The records that follow should be retyped word for word.

# START OF Data excerpts

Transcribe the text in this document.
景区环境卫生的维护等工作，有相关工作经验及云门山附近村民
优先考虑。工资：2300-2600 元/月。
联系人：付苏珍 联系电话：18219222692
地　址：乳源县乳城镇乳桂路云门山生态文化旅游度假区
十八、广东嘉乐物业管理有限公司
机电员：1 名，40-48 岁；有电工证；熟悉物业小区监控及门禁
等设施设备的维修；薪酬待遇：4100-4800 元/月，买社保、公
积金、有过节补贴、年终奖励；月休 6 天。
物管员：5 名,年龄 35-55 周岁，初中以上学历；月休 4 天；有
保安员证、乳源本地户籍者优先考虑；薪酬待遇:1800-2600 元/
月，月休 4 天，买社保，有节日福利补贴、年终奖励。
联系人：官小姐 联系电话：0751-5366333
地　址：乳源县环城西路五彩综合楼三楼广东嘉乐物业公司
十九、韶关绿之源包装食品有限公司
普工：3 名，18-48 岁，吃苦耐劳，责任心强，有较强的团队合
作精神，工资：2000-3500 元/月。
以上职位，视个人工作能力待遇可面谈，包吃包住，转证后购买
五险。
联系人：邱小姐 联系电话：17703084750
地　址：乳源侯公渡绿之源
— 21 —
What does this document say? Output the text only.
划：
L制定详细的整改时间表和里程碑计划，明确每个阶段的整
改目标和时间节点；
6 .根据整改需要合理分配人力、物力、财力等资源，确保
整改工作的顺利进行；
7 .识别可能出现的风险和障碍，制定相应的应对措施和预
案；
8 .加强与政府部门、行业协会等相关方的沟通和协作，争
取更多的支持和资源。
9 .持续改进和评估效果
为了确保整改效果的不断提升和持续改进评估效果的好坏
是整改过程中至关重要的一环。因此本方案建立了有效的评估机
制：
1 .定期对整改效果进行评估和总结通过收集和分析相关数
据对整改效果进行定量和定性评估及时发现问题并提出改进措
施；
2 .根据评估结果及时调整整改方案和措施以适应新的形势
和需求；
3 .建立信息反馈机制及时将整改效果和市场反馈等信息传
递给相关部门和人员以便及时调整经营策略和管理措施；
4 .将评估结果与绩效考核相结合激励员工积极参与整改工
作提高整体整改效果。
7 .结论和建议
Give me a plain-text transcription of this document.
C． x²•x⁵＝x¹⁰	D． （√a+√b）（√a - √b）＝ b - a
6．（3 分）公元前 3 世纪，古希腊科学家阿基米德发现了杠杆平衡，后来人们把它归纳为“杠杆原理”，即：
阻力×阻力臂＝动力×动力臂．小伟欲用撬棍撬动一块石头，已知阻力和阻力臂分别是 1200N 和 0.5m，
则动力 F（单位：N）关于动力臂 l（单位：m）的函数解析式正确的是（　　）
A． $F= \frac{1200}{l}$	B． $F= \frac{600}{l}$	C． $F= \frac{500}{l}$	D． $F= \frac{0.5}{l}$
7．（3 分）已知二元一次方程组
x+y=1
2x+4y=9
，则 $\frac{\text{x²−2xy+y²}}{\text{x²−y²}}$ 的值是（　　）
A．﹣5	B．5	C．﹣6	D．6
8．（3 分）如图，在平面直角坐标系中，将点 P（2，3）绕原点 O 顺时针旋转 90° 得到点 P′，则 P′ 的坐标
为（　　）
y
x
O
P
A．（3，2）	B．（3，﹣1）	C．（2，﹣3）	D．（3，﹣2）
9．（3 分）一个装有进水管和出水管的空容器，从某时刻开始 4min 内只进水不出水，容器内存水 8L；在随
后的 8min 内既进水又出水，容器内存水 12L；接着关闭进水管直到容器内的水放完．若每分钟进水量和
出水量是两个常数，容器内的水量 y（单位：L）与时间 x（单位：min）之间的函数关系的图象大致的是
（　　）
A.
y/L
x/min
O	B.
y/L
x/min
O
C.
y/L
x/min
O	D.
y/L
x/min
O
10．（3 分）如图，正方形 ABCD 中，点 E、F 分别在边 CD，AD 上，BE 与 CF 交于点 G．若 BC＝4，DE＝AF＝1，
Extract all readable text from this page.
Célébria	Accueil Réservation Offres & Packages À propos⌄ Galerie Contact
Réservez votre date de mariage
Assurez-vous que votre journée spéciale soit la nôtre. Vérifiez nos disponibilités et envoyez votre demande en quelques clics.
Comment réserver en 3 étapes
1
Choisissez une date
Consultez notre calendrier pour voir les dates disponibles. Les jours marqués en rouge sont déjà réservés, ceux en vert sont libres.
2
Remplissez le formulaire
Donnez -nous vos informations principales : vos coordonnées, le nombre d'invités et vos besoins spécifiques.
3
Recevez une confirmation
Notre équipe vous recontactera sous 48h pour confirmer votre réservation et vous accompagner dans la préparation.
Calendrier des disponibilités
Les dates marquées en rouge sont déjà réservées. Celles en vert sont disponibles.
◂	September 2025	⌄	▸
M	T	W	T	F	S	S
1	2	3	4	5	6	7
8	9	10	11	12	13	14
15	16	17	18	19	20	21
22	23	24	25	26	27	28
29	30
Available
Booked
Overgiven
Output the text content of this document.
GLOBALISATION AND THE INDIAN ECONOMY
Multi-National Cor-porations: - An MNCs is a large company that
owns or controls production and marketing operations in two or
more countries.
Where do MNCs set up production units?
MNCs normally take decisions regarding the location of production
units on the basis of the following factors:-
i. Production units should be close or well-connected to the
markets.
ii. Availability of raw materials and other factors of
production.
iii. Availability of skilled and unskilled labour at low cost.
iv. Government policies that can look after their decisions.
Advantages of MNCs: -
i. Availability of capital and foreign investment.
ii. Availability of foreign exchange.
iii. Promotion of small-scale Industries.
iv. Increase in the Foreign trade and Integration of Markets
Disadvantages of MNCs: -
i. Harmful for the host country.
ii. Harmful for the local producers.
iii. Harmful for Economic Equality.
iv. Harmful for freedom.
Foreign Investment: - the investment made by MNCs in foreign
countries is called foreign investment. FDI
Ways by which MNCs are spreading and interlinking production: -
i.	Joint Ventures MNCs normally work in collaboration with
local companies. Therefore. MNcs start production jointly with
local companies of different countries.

# END OF Data excerpts

[Full output]
Transcribe the text in this document.
景区环境卫生的维护等工作，有相关工作经验及云门山附近村民
优先考虑。工资：2300-2600 元/月。
联系人：付苏珍 联系电话：18219222692
地　址：乳源县乳城镇乳桂路云门山生态文化旅游度假区
十八、广东嘉乐物业管理有限公司
机电员：1 名，40-48 岁；有电工证；熟悉物业小区监控及门禁
等设施设备的维修；薪酬待遇：4100-4800 元/月，买社保、公
积金、有过节补贴、年终奖励；月休 6 天。
物管员：5 名,年龄 35-55 周岁，初中以上学历；月休 4 天；有
保安员证、乳源本地户籍者优先考虑；薪酬待遇:1800-2600 元/
月，月休 4 天，买社保，有节日福利补贴、年终奖励。
联系人：官小姐 联系电话：0751-5366333
地　址：乳源县环城西路五彩综合楼三楼广东嘉乐物业公司
十九、韶关绿之源包装食品有限公司
普工：3 名，18-48 岁，吃苦耐劳，责任心强，有较强的团队合
作精神，工资：2000-3500 元/月。
以上职位，视个人工作能力待遇可面谈，包吃包住，转证后购买
五险。
联系人：邱小姐 联系电话：17703084750
地　址：乳源侯公渡绿之源
— 21 —
What does this document say? Output the text only.
划：
L制定详细的整改时间表和里程碑计划，明确每个阶段的整
改目标和时间节点；
6 .根据整改需要合理分配人力、物力、财力等资源，确保
整改工作的顺利进行；
7 .识别可能出现的风险和障碍，制定相应的应对措施和预
案；
8 .加强与政府部门、行业协会等相关方的沟通和协作，争
取更多的支持和资源。
9 .持续改进和评估效果
为了确保整改效果的不断提升和持续改进评估效果的好坏
是整改过程中至关重要的一环。因此本方案建立了有效的评估机
制：
1 .定期对整改效果进行评估和总结通过收集和分析相关数
据对整改效果进行定量和定性评估及时发现问题并提出改进措
施；
2 .根据评估结果及时调整整改方案和措施以适应新的形势
和需求；
3 .建立信息反馈机制及时将整改效果和市场反馈等信息传
递给相关部门和人员以便及时调整经营策略和管理措施；
4 .将评估结果与绩效考核相结合激励员工积极参与整改工
作提高整体整改效果。
7 .结论和建议
Give me a plain-text transcription of this document.
C． x²•x⁵＝x¹⁰	D． （√a+√b）（√a - √b）＝ b - a
6．（3 分）公元前 3 世纪，古希腊科学家阿基米德发现了杠杆平衡，后来人们把它归纳为“杠杆原理”，即：
阻力×阻力臂＝动力×动力臂．小伟欲用撬棍撬动一块石头，已知阻力和阻力臂分别是 1200N 和 0.5m，
则动力 F（单位：N）关于动力臂 l（单位：m）的函数解析式正确的是（　　）
A． $F= \frac{1200}{l}$	B． $F= \frac{600}{l}$	C． $F= \frac{500}{l}$	D． $F= \frac{0.5}{l}$
7．（3 分）已知二元一次方程组
x+y=1
2x+4y=9
，则 $\frac{\text{x²−2xy+y²}}{\text{x²−y²}}$ 的值是（　　）
A．﹣5	B．5	C．﹣6	D．6
8．（3 分）如图，在平面直角坐标系中，将点 P（2，3）绕原点 O 顺时针旋转 90° 得到点 P′，则 P′ 的坐标
为（　　）
y
x
O
P
A．（3，2）	B．（3，﹣1）	C．（2，﹣3）	D．（3，﹣2）
9．（3 分）一个装有进水管和出水管的空容器，从某时刻开始 4min 内只进水不出水，容器内存水 8L；在随
后的 8min 内既进水又出水，容器内存水 12L；接着关闭进水管直到容器内的水放完．若每分钟进水量和
出水量是两个常数，容器内的水量 y（单位：L）与时间 x（单位：min）之间的函数关系的图象大致的是
（　　）
A.
y/L
x/min
O	B.
y/L
x/min
O
C.
y/L
x/min
O	D.
y/L
x/min
O
10．（3 分）如图，正方形 ABCD 中，点 E、F 分别在边 CD，AD 上，BE 与 CF 交于点 G．若 BC＝4，DE＝AF＝1，
Extract all readable text from this page.
Célébria	Accueil Réservation Offres & Packages À propos⌄ Galerie Contact
Réservez votre date de mariage
Assurez-vous que votre journée spéciale soit la nôtre. Vérifiez nos disponibilités et envoyez votre demande en quelques clics.
Comment réserver en 3 étapes
1
Choisissez une date
Consultez notre calendrier pour voir les dates disponibles. Les jours marqués en rouge sont déjà réservés, ceux en vert sont libres.
2
Remplissez le formulaire
Donnez -nous vos informations principales : vos coordonnées, le nombre d'invités et vos besoins spécifiques.
3
Recevez une confirmation
Notre équipe vous recontactera sous 48h pour confirmer votre réservation et vous accompagner dans la préparation.
Calendrier des disponibilités
Les dates marquées en rouge sont déjà réservées. Celles en vert sont disponibles.
◂	September 2025	⌄	▸
M	T	W	T	F	S	S
1	2	3	4	5	6	7
8	9	10	11	12	13	14
15	16	17	18	19	20	21
22	23	24	25	26	27	28
29	30
Available
Booked
Overgiven
Output the text content of this document.
GLOBALISATION AND THE INDIAN ECONOMY
Multi-National Cor-porations: - An MNCs is a large company that
owns or controls production and marketing operations in two or
more countries.
Where do MNCs set up production units?
MNCs normally take decisions regarding the location of production
units on the basis of the following factors:-
i. Production units should be close or well-connected to the
markets.
ii. Availability of raw materials and other factors of
production.
iii. Availability of skilled and unskilled labour at low cost.
iv. Government policies that can look after their decisions.
Advantages of MNCs: -
i. Availability of capital and foreign investment.
ii. Availability of foreign exchange.
iii. Promotion of small-scale Industries.
iv. Increase in the Foreign trade and Integration of Markets
Disadvantages of MNCs: -
i. Harmful for the host country.
ii. Harmful for the local producers.
iii. Harmful for Economic Equality.
iv. Harmful for freedom.
Foreign Investment: - the investment made by MNCs in foreign
countries is called foreign investment. FDI
Ways by which MNCs are spreading and interlinking production: -
i.	Joint Ventures MNCs normally work in collaboration with
local companies. Therefore. MNcs start production jointly with
local companies of different countries.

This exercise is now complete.